EnsembleNormalizer

class ompy.EnsembleNormalizer(*, extractor, normalizer_nld=None, normalizer_gsf=None, normalizer_simultan=None, path='saved_run/normalizers', regenerate=False)[source]

Bases: AbstractNormalizer

Normalizes NLD nad γSF extracted from the ensemble

Usage:

The calling syntax can be either to normalize simultaneously:

EnsembleNormalizer(extractor=...,
                   normalizer_simultan=...)

, or to normalize sequentially:

EnsembleNormalizer(extractor=...,
                     normalizer_nld=...,
                     normalizer_gsf=...)

Note

If one should add a functionality that depends on random numbers withing the parallelized loop make sure to use the random generator exposed via the arguments (see Ensemble class for an example). If one uses np.random instead, this will be the same an exact copy for each process. Note that this is not an issue for multinest seach routine, which is anyhow seeded by default as implemented in ompy.

Variables:
  • extractor (Extractor) – Extractor instance

  • normalizer_nld (NormalizerNLD) – NormalizerNLD instance

  • normalizer_gsf (NormalizerGSF) – NormalizerGSF instance

  • normalizer_simultan (NormalizerSimultan) – NormalizerSimultan instance

  • res (List[ResultsNormalized]) – List of the results

  • nprocesses (int) – Number of processes for multiprocessing. Defaults to number of available cpus-1 (with mimimum 1).

§ RECORDED INFORMATION:
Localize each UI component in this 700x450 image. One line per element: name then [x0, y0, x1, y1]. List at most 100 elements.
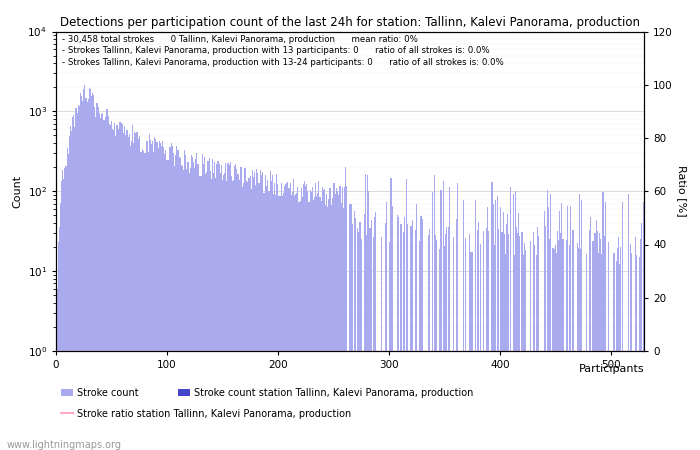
Bar: [205, 174, 206, 450]
Bar: [354, 211, 355, 450]
Bar: [66, 148, 68, 450]
Bar: [207, 162, 209, 450]
Bar: [631, 253, 632, 450]
Bar: [288, 188, 290, 450]
Bar: [182, 166, 183, 450]
Bar: [578, 248, 579, 450]
Bar: [537, 227, 538, 450]
Bar: [158, 148, 159, 450]
Bar: [488, 231, 489, 450]
Bar: [448, 227, 449, 450]
Bar: [556, 252, 557, 450]
Bar: [256, 169, 258, 450]
Bar: [641, 224, 643, 450]
Bar: [194, 168, 195, 450]
Bar: [359, 222, 360, 450]
Bar: [453, 237, 454, 450]
Bar: [165, 150, 167, 450]
Bar: [113, 130, 114, 450]
Bar: [148, 134, 150, 450]
Bar: [282, 196, 283, 450]
Bar: [410, 226, 412, 450]
Bar: [174, 166, 175, 450]
Bar: [93, 95, 95, 450]
Bar: [307, 191, 309, 450]
Bar: [100, 118, 101, 450]
Bar: [318, 181, 319, 450]
Bar: [139, 136, 140, 450]
Bar: [404, 217, 405, 450]
Bar: [549, 239, 550, 450]
Bar: [83, 89, 84, 450]
Bar: [188, 173, 190, 450]
Bar: [465, 238, 466, 450]
Bar: [286, 183, 287, 450]
Bar: [336, 188, 337, 450]
Bar: [150, 140, 151, 450]
Bar: [309, 190, 311, 450]
Bar: [504, 234, 505, 450]
Bar: [445, 234, 446, 450]
Bar: [203, 163, 204, 450]
Bar: [351, 224, 353, 450]
Bar: [241, 187, 243, 450]
Bar: [640, 239, 641, 450]
Bar: [72, 117, 74, 450]
Bar: [306, 184, 307, 450]
Y-axis label: Count: Count: [12, 175, 22, 208]
Bar: [167, 161, 169, 450]
Bar: [163, 147, 164, 450]
Bar: [162, 141, 163, 450]
Bar: [324, 189, 325, 450]
Bar: [180, 158, 181, 450]
Bar: [273, 194, 274, 450]
Bar: [231, 176, 232, 450]
Bar: [366, 235, 368, 450]
Bar: [143, 151, 144, 450]
Bar: [344, 187, 345, 450]
Bar: [59, 227, 60, 450]
Bar: [586, 253, 587, 450]
Bar: [497, 196, 498, 450]
Bar: [434, 176, 435, 450]
Bar: [234, 166, 235, 450]
Bar: [91, 96, 92, 450]
Bar: [135, 133, 136, 450]
Bar: [372, 237, 374, 450]
Bar: [190, 168, 191, 450]
Bar: [622, 202, 624, 450]
Bar: [204, 158, 205, 450]
Bar: [501, 232, 503, 450]
Bar: [101, 114, 102, 450]
Bar: [76, 112, 78, 450]
Bar: [302, 197, 303, 450]
Bar: [206, 172, 207, 450]
Bar: [87, 102, 88, 450]
Bar: [293, 180, 294, 450]
Bar: [608, 242, 609, 450]
Bar: [228, 165, 230, 450]
Bar: [343, 208, 344, 450]
Bar: [287, 182, 288, 450]
Bar: [613, 253, 615, 450]
Bar: [316, 196, 317, 450]
Bar: [285, 184, 286, 450]
Bar: [487, 207, 488, 450]
Bar: [116, 125, 118, 450]
Bar: [313, 200, 314, 450]
Bar: [212, 159, 213, 450]
Bar: [317, 193, 318, 450]
Bar: [421, 219, 423, 450]
Bar: [269, 191, 270, 450]
Bar: [233, 180, 234, 450]
Bar: [589, 230, 590, 450]
Bar: [435, 235, 436, 450]
Bar: [112, 129, 113, 450]
Bar: [402, 232, 404, 450]
Bar: [416, 204, 417, 450]
Bar: [176, 146, 178, 450]
Text: - 30,458 total strokes      0 Tallinn, Kalevi Panorama, production      mean rat: - 30,458 total strokes 0 Tallinn, Kalevi…: [62, 35, 503, 68]
Bar: [554, 245, 556, 450]
Bar: [370, 220, 372, 450]
Bar: [125, 135, 127, 450]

§ WHAT YOU ARE ASKED TO DO:
Carry on the EnsembleNormalizer documentation from its last line.

§ REPLY:
Parameters:
  • extractor (Extractor) – Extractor instance

  • normalizer_nld (NormalizerNLD, optional) – NormalizerNLD instance

  • normalizer_gsf (NormalizerGSF, optional) – NormalizerGSF instance

  • normalizer_simultan (NormalizerSimultan, optional) – NormalizerSimultan instance

Attributes Summary

LOG

Methods Summary

load([path])

Loads (pickeled) instance.

normalize()

Normalize ensemble

normalizeSimultan(num, *, nld, gsf)

Wrapper for simultaneous normalization

normalizeStagewise(num, *, nld, gsf)

Wrapper for stagewise normalization

plot([ax, add_figlegend, n_plot, ...])

Plots randomly drawn samples

plot_gsf_ext_stats(ax, *, xlow, xhigh, ...)

Helper for plotting statistics of the gsf extrapolations

plot_nld_ext_stats(ax, *, x, samples, ...)

Helper for plotting statistics of the nld extrapolation

plot_selection(*, ax, samples, ...[, ...])

Plot some nld and gsf samples

plot_vector_stats(ax, samples, percentiles, ...)

Helper for plotting of stats from a vector

samples_from_res([random_state])

Draw random samples from results with transformed nld & gsf

samples_unify_E(df)

Get nlds (or gsfs) on common energy grid, if diff.

save([path, overwrite])

Save (pickels) the instance

save_results_txt([path, suffix])

Save results as txt

stats_from_df(df, fmap, shape_out, percentiles)

Helper to get median, 68% or similar from a collection of Vectors

step(i, nld, gsf)

Normalization step for each ensemble member

Attributes Documentation

LOG = <Logger ompy.ensembleNormalizer (WARNING)>

Methods Documentation

load(path=None)

Loads (pickeled) instance.

Such that it can be loaded if regenerate = False. Note that if any modifications of the __getstate__ method are present, these will effect what attributes are pickeled.

Parameters:

path (Union[str, Path, None]) – The path to the directoryto load file. If the value is None, ‘self.path’ will be used.

Raises:

FileNotFoundError – If file is not found

normalize()[source]

Normalize ensemble

Return type:

None

normalizeSimultan(num, *, nld, gsf)[source]

Wrapper for simultaneous normalization

Parameters:
  • num (int) – Loop number

  • nld (Vector) – NLD before normalization

  • gsf (Vector) – gsf before normalization

Returns:

results (/parameters) of normalization

Return type:

res (ResultsNormalized)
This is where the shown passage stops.